Given exercise:
Output the full listing below exactly as it reads, and skip anything that is a picture.

Provided entries:
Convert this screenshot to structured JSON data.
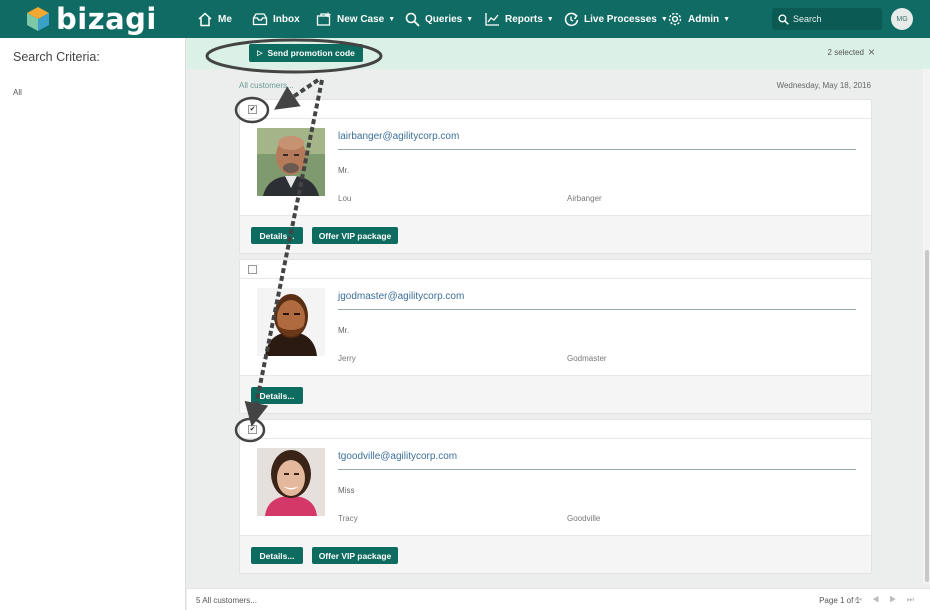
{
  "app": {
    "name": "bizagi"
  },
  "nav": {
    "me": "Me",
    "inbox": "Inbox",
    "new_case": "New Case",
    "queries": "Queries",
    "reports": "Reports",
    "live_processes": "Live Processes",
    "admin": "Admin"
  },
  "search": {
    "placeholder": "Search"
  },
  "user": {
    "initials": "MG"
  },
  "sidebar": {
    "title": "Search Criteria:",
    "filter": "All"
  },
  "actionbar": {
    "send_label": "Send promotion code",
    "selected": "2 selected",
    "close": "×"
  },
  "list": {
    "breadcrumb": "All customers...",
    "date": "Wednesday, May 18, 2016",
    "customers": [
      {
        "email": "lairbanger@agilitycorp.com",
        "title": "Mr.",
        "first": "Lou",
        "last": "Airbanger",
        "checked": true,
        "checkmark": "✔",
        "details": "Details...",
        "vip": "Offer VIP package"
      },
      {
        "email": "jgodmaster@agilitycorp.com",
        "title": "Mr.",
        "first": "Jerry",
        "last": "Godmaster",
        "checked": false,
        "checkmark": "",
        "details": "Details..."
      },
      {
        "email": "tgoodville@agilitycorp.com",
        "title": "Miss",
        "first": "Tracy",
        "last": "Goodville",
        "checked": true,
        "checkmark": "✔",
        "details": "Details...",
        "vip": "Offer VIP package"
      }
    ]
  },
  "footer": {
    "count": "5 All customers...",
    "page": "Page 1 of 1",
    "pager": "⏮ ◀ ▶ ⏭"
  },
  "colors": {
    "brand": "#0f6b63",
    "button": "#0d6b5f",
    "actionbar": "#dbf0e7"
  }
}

Complete output:
Convert this screenshot to structured JSON data.
{
  "app": {
    "name": "bizagi"
  },
  "nav": {
    "me": "Me",
    "inbox": "Inbox",
    "new_case": "New Case",
    "queries": "Queries",
    "reports": "Reports",
    "live_processes": "Live Processes",
    "admin": "Admin"
  },
  "search": {
    "placeholder": "Search"
  },
  "user": {
    "initials": "MG"
  },
  "sidebar": {
    "title": "Search Criteria:",
    "filter": "All"
  },
  "actionbar": {
    "send_label": "Send promotion code",
    "selected": "2 selected",
    "close": "×"
  },
  "list": {
    "breadcrumb": "All customers...",
    "date": "Wednesday, May 18, 2016",
    "customers": [
      {
        "email": "lairbanger@agilitycorp.com",
        "title": "Mr.",
        "first": "Lou",
        "last": "Airbanger",
        "checked": true,
        "checkmark": "✔",
        "details": "Details...",
        "vip": "Offer VIP package"
      },
      {
        "email": "jgodmaster@agilitycorp.com",
        "title": "Mr.",
        "first": "Jerry",
        "last": "Godmaster",
        "checked": false,
        "checkmark": "",
        "details": "Details..."
      },
      {
        "email": "tgoodville@agilitycorp.com",
        "title": "Miss",
        "first": "Tracy",
        "last": "Goodville",
        "checked": true,
        "checkmark": "✔",
        "details": "Details...",
        "vip": "Offer VIP package"
      }
    ]
  },
  "footer": {
    "count": "5 All customers...",
    "page": "Page 1 of 1",
    "pager": "⏮ ◀ ▶ ⏭"
  },
  "colors": {
    "brand": "#0f6b63",
    "button": "#0d6b5f",
    "actionbar": "#dbf0e7"
  }
}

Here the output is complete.